▶ **Exercise objective**
How many of the lines that follow contain the word "закупок"? Give only the number.

▶ **Source records**
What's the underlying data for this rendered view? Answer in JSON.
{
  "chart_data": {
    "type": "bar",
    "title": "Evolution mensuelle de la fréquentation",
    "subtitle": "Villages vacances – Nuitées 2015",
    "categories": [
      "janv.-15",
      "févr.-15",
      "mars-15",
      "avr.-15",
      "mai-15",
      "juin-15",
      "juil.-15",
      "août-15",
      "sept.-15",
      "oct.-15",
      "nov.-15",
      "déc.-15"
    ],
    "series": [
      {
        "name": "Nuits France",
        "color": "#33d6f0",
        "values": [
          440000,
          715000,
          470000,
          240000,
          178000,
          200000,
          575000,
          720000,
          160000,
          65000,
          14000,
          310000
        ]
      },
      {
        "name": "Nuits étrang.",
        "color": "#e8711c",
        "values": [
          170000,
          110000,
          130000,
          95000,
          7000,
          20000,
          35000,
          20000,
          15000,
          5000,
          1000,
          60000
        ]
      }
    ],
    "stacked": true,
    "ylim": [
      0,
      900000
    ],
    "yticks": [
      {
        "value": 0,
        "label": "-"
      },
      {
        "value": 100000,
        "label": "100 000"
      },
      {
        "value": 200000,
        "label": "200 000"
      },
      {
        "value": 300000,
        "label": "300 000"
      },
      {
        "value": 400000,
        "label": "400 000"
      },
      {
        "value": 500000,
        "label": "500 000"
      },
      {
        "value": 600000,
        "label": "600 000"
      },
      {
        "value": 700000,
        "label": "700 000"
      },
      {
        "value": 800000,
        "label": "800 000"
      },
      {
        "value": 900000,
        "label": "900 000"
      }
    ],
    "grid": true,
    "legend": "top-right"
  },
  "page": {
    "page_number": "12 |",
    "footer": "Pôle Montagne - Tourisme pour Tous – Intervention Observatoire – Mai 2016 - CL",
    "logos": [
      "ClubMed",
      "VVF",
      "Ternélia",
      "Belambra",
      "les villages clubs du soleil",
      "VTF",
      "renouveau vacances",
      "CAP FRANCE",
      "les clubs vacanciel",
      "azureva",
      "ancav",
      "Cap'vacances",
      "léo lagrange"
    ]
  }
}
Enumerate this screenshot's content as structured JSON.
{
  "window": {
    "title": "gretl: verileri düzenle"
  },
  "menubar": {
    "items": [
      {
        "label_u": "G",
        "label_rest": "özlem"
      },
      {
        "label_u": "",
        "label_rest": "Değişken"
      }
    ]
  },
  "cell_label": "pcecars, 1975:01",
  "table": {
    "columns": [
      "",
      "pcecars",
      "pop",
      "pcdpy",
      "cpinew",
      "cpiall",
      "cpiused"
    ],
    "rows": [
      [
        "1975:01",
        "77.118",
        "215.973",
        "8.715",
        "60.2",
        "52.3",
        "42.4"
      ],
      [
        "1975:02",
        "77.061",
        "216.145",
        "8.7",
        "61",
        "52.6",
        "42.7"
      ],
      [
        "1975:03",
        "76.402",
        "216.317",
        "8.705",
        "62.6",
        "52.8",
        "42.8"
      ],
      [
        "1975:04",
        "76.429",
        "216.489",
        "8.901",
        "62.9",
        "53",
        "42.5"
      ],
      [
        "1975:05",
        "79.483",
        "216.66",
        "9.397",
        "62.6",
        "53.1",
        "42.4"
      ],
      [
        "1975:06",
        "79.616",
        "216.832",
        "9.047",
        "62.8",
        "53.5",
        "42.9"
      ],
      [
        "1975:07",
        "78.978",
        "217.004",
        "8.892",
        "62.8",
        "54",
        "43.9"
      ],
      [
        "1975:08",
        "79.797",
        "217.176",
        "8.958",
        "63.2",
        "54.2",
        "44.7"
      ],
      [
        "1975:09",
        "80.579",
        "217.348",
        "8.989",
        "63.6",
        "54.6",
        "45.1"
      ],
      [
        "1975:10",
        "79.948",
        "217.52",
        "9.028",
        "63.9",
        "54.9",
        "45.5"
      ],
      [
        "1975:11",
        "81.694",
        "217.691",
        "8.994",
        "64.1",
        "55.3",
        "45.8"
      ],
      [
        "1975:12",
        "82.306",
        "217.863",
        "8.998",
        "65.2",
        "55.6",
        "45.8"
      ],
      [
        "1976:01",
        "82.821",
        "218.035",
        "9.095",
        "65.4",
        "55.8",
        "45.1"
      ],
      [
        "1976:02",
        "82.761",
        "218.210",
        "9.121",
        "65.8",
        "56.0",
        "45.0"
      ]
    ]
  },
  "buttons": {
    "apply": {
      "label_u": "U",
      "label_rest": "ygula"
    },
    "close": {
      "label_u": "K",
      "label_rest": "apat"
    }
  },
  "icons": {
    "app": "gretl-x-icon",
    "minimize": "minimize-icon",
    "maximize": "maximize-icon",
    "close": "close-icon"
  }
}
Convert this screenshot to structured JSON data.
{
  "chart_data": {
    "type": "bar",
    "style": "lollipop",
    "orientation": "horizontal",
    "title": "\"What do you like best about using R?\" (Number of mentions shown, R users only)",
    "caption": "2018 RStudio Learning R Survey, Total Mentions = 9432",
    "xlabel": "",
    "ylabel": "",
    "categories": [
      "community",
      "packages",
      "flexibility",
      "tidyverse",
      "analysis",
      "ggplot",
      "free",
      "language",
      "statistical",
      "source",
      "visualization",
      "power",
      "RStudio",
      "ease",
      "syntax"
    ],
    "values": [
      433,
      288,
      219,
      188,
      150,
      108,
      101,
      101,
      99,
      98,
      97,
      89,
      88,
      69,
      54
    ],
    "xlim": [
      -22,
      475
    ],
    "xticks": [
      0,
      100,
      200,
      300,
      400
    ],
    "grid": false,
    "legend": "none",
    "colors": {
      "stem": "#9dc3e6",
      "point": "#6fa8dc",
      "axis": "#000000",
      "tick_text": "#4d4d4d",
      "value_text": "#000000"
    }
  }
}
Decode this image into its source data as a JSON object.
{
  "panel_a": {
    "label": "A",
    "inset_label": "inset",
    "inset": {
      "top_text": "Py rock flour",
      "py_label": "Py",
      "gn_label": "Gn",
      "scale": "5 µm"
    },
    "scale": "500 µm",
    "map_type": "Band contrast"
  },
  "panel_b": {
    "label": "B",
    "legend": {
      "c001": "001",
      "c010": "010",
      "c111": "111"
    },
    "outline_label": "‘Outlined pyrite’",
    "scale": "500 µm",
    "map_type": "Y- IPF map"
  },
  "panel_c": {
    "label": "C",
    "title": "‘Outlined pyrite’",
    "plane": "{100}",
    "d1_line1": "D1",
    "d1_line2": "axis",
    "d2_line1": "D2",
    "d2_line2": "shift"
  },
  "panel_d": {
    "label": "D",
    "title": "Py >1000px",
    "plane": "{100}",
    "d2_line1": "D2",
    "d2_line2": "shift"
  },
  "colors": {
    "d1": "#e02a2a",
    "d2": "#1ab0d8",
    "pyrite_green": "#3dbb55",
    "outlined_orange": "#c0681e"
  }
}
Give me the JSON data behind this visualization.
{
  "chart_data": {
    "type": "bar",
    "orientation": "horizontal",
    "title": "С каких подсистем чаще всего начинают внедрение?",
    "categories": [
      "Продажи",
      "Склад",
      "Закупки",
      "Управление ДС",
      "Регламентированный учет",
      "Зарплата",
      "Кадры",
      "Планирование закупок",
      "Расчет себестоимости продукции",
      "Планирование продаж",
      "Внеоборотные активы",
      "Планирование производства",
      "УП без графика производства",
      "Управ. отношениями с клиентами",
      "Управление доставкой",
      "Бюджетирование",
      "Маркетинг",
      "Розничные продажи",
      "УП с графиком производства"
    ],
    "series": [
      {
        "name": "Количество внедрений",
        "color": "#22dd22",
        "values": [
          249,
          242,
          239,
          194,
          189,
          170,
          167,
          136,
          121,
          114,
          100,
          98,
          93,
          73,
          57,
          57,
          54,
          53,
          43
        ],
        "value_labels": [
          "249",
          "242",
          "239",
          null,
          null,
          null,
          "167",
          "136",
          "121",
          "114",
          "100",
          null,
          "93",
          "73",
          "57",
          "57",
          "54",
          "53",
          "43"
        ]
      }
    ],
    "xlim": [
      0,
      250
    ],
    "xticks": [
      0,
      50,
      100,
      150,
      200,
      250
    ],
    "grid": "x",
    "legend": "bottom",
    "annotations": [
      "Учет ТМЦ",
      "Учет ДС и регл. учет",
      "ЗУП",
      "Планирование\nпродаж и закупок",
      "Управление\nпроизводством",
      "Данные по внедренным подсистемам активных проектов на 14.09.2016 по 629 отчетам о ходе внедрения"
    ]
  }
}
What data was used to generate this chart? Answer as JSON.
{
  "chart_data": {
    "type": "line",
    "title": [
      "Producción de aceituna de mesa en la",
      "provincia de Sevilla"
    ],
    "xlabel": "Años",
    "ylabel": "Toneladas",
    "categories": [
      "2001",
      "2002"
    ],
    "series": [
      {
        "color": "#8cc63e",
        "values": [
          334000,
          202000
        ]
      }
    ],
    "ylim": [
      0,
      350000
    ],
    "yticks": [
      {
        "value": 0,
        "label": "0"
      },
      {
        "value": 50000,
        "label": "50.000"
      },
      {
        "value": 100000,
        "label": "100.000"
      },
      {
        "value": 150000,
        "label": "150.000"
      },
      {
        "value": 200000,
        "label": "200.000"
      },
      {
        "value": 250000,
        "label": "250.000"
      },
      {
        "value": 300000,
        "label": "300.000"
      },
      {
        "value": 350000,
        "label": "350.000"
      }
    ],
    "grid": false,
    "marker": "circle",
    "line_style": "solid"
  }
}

▶ **Full answer**
2